▶ **Rows from a figure dataset**

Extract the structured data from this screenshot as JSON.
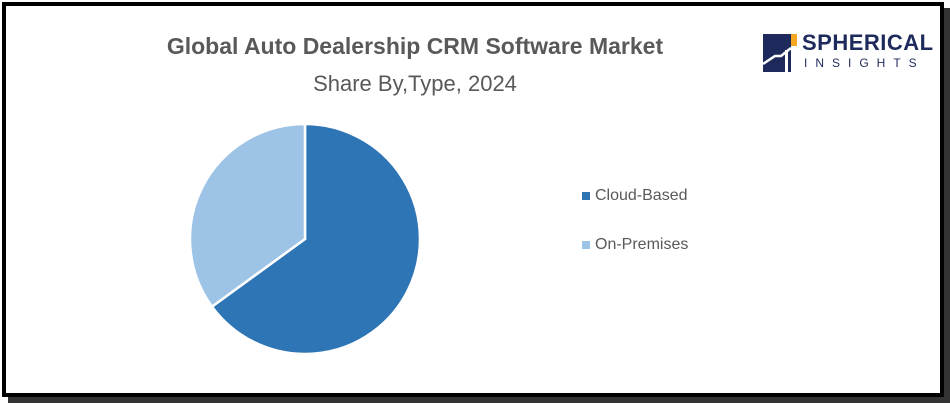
{
  "chart_data": {
    "type": "pie",
    "title": "Global Auto Dealership CRM Software Market",
    "subtitle": "Share By,Type, 2024",
    "categories": [
      "Cloud-Based",
      "On-Premises"
    ],
    "values": [
      65,
      35
    ],
    "colors": [
      "#2e75b6",
      "#9dc3e6"
    ],
    "legend_position": "right"
  },
  "logo": {
    "name": "SPHERICAL",
    "sub": "INSIGHTS",
    "colors": [
      "#1f2a5c",
      "#f5a623"
    ]
  }
}
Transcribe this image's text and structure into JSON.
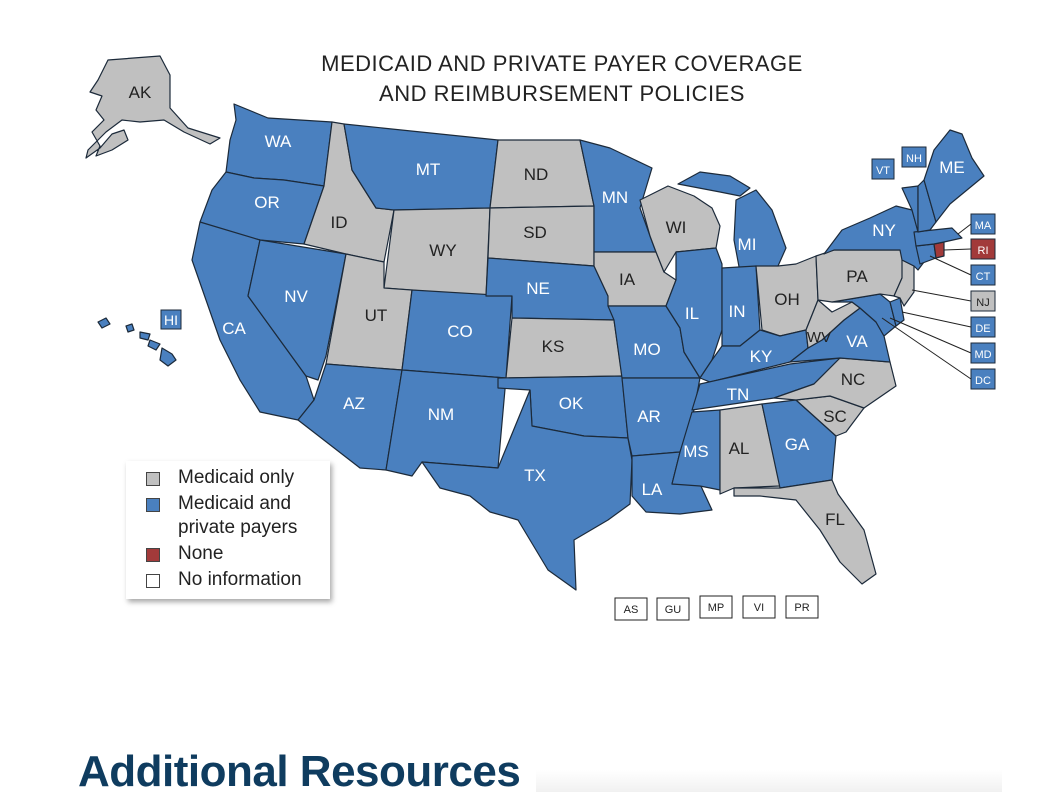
{
  "map": {
    "title_line1": "MEDICAID AND PRIVATE PAYER COVERAGE",
    "title_line2": "AND REIMBURSEMENT POLICIES",
    "colors": {
      "medicaid_only": "#c0c0c0",
      "medicaid_and_private": "#4a80bf",
      "none": "#a23a3a",
      "no_information": "#ffffff"
    },
    "states": {
      "AK": "Medicaid only",
      "WA": "Medicaid and private payers",
      "OR": "Medicaid and private payers",
      "CA": "Medicaid and private payers",
      "NV": "Medicaid and private payers",
      "ID": "Medicaid only",
      "MT": "Medicaid and private payers",
      "WY": "Medicaid only",
      "UT": "Medicaid only",
      "AZ": "Medicaid and private payers",
      "CO": "Medicaid and private payers",
      "NM": "Medicaid and private payers",
      "ND": "Medicaid only",
      "SD": "Medicaid only",
      "NE": "Medicaid and private payers",
      "KS": "Medicaid only",
      "OK": "Medicaid and private payers",
      "TX": "Medicaid and private payers",
      "MN": "Medicaid and private payers",
      "IA": "Medicaid only",
      "MO": "Medicaid and private payers",
      "AR": "Medicaid and private payers",
      "LA": "Medicaid and private payers",
      "WI": "Medicaid only",
      "IL": "Medicaid and private payers",
      "MI": "Medicaid and private payers",
      "IN": "Medicaid and private payers",
      "OH": "Medicaid only",
      "KY": "Medicaid and private payers",
      "TN": "Medicaid and private payers",
      "MS": "Medicaid and private payers",
      "AL": "Medicaid only",
      "GA": "Medicaid and private payers",
      "FL": "Medicaid only",
      "SC": "Medicaid only",
      "NC": "Medicaid only",
      "VA": "Medicaid and private payers",
      "WV": "Medicaid only",
      "PA": "Medicaid only",
      "NY": "Medicaid and private payers",
      "VT": "Medicaid and private payers",
      "NH": "Medicaid and private payers",
      "ME": "Medicaid and private payers",
      "MA": "Medicaid and private payers",
      "RI": "None",
      "CT": "Medicaid and private payers",
      "NJ": "Medicaid only",
      "DE": "Medicaid and private payers",
      "MD": "Medicaid and private payers",
      "DC": "Medicaid and private payers",
      "HI": "Medicaid and private payers"
    },
    "state_labels": {
      "AK": "AK",
      "WA": "WA",
      "OR": "OR",
      "CA": "CA",
      "NV": "NV",
      "ID": "ID",
      "MT": "MT",
      "WY": "WY",
      "UT": "UT",
      "AZ": "AZ",
      "CO": "CO",
      "NM": "NM",
      "ND": "ND",
      "SD": "SD",
      "NE": "NE",
      "KS": "KS",
      "OK": "OK",
      "TX": "TX",
      "MN": "MN",
      "IA": "IA",
      "MO": "MO",
      "AR": "AR",
      "LA": "LA",
      "WI": "WI",
      "IL": "IL",
      "MI": "MI",
      "IN": "IN",
      "OH": "OH",
      "KY": "KY",
      "TN": "TN",
      "MS": "MS",
      "AL": "AL",
      "GA": "GA",
      "FL": "FL",
      "SC": "SC",
      "NC": "NC",
      "VA": "VA",
      "WV": "WV",
      "PA": "PA",
      "NY": "NY",
      "ME": "ME",
      "HI": "HI",
      "VT": "VT",
      "NH": "NH",
      "MA": "MA",
      "RI": "RI",
      "CT": "CT",
      "NJ": "NJ",
      "DE": "DE",
      "MD": "MD",
      "DC": "DC"
    },
    "territories": [
      "AS",
      "GU",
      "MP",
      "VI",
      "PR"
    ]
  },
  "legend": {
    "items": [
      {
        "label": "Medicaid only",
        "color": "#c0c0c0"
      },
      {
        "label": "Medicaid and private payers",
        "color": "#4a80bf"
      },
      {
        "label": "None",
        "color": "#a23a3a"
      },
      {
        "label": "No information",
        "color": "#ffffff"
      }
    ]
  },
  "section": {
    "heading": "Additional Resources"
  }
}
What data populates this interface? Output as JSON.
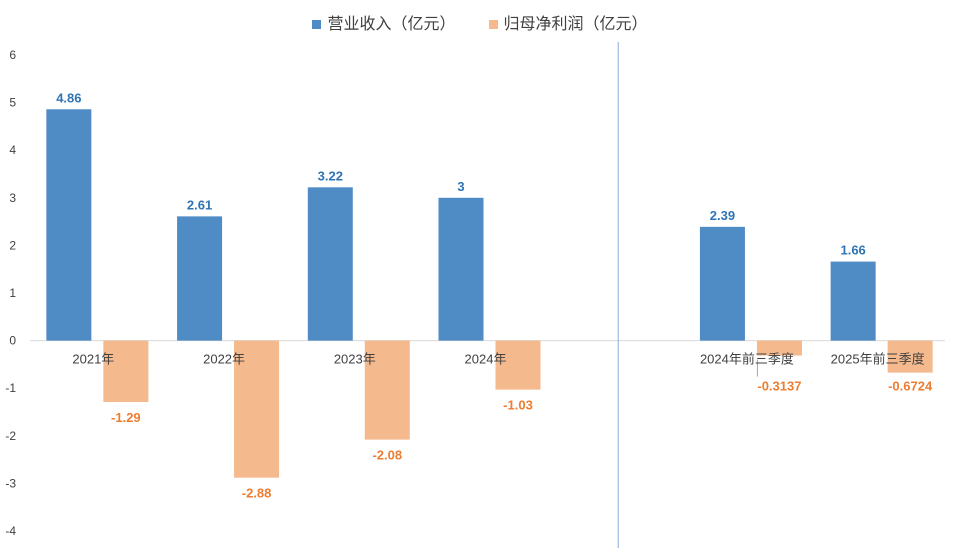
{
  "chart_data": {
    "type": "bar",
    "categories": [
      "2021年",
      "2022年",
      "2023年",
      "2024年",
      "",
      "2024年前三季度",
      "2025年前三季度"
    ],
    "series": [
      {
        "name": "营业收入（亿元）",
        "color": "#4f8bc4",
        "label_color": "#2e74b5",
        "values": [
          4.86,
          2.61,
          3.22,
          3,
          null,
          2.39,
          1.66
        ],
        "labels": [
          "4.86",
          "2.61",
          "3.22",
          "3",
          "",
          "2.39",
          "1.66"
        ]
      },
      {
        "name": "归母净利润（亿元）",
        "color": "#f4b98d",
        "label_color": "#ed7d31",
        "values": [
          -1.29,
          -2.88,
          -2.08,
          -1.03,
          null,
          -0.3137,
          -0.6724
        ],
        "labels": [
          "-1.29",
          "-2.88",
          "-2.08",
          "-1.03",
          "",
          "-0.3137",
          "-0.6724"
        ]
      }
    ],
    "yticks": [
      "6",
      "5",
      "4",
      "3",
      "2",
      "1",
      "0",
      "-1",
      "-2",
      "-3",
      "-4"
    ],
    "ylim": [
      -4,
      6
    ],
    "grid": false,
    "legend_position": "top-center",
    "separator_after_category": 4,
    "title": "",
    "xlabel": "",
    "ylabel": ""
  }
}
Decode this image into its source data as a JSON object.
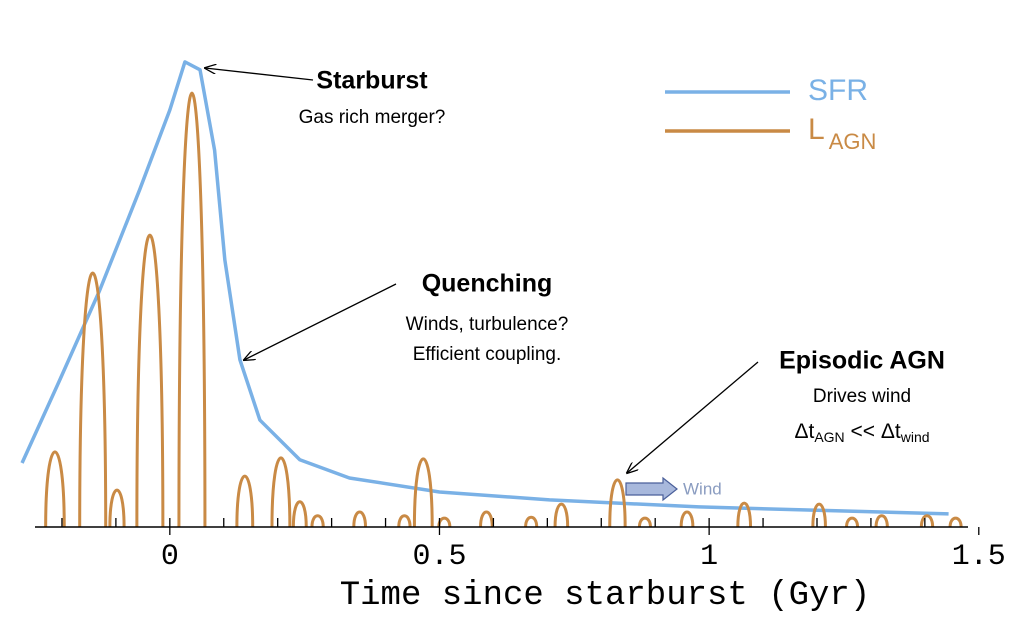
{
  "chart_data": {
    "type": "line",
    "xlabel": "Time since starburst (Gyr)",
    "xlim": [
      -0.25,
      1.48
    ],
    "ylim": [
      0,
      1
    ],
    "xticks": [
      0,
      0.5,
      1,
      1.5
    ],
    "xminor_ticks": [
      -0.2,
      -0.1,
      0,
      0.1,
      0.2,
      0.3,
      0.4,
      0.5,
      0.6,
      0.7,
      0.8,
      0.9,
      1,
      1.1,
      1.2,
      1.3,
      1.4
    ],
    "series": [
      {
        "name": "SFR",
        "color": "#7ab1e6",
        "x": [
          -0.274,
          -0.204,
          -0.13,
          -0.056,
          0,
          0.028,
          0.056,
          0.083,
          0.102,
          0.13,
          0.167,
          0.241,
          0.333,
          0.5,
          0.704,
          0.981,
          1.444
        ],
        "values": [
          0.137,
          0.315,
          0.507,
          0.722,
          0.893,
          0.996,
          0.979,
          0.807,
          0.572,
          0.358,
          0.229,
          0.144,
          0.105,
          0.075,
          0.058,
          0.043,
          0.028
        ]
      },
      {
        "name": "L",
        "name_sub": "AGN",
        "color": "#c98a45",
        "style": "spikes",
        "x": [
          -0.213,
          -0.143,
          -0.098,
          -0.037,
          0.041,
          0.139,
          0.206,
          0.241,
          0.274,
          0.352,
          0.435,
          0.47,
          0.509,
          0.587,
          0.67,
          0.726,
          0.83,
          0.881,
          0.959,
          1.065,
          1.204,
          1.265,
          1.32,
          1.404,
          1.457
        ],
        "values": [
          0.161,
          0.544,
          0.079,
          0.625,
          0.929,
          0.109,
          0.148,
          0.054,
          0.024,
          0.032,
          0.024,
          0.146,
          0.019,
          0.032,
          0.021,
          0.049,
          0.101,
          0.019,
          0.032,
          0.051,
          0.049,
          0.019,
          0.024,
          0.024,
          0.019
        ]
      }
    ],
    "annotations": {
      "starburst": {
        "title": "Starburst",
        "lines": [
          "Gas rich merger?"
        ]
      },
      "quenching": {
        "title": "Quenching",
        "lines": [
          "Winds, turbulence?",
          "Efficient coupling."
        ]
      },
      "episodic": {
        "title": "Episodic AGN",
        "lines": [
          "Drives wind"
        ],
        "formula": [
          "Δt",
          "AGN",
          " << Δt",
          "wind"
        ]
      },
      "wind": "Wind"
    }
  }
}
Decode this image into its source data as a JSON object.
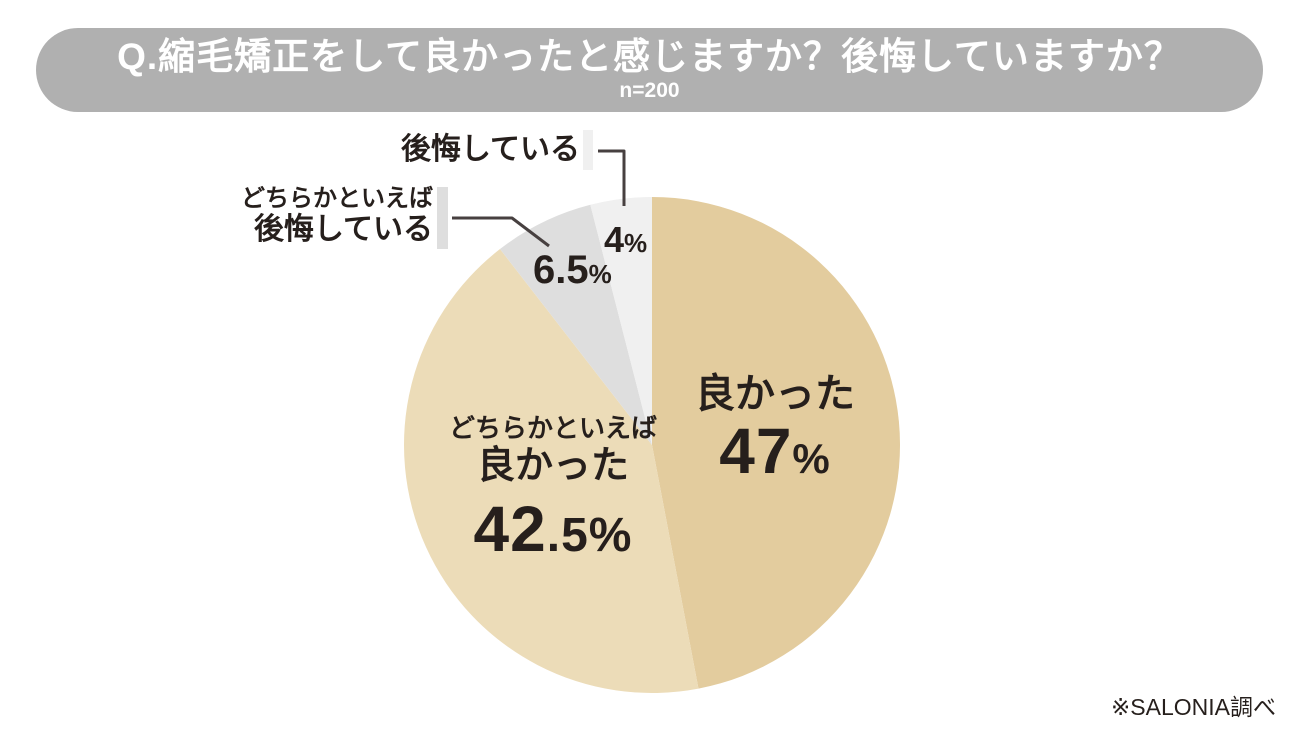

▶ **Challenge**
Search the listing for the string "JSON". Copy each line where it turns up.

▶ **Exercise solution**
Extract the structured data from this screenshot as JSON.
Transcribe this image's text and structure into JSON.
What data populates this interface? Output as JSON.
Decode this image into its source data as a JSON object.
Decode this image into its source data as a JSON object.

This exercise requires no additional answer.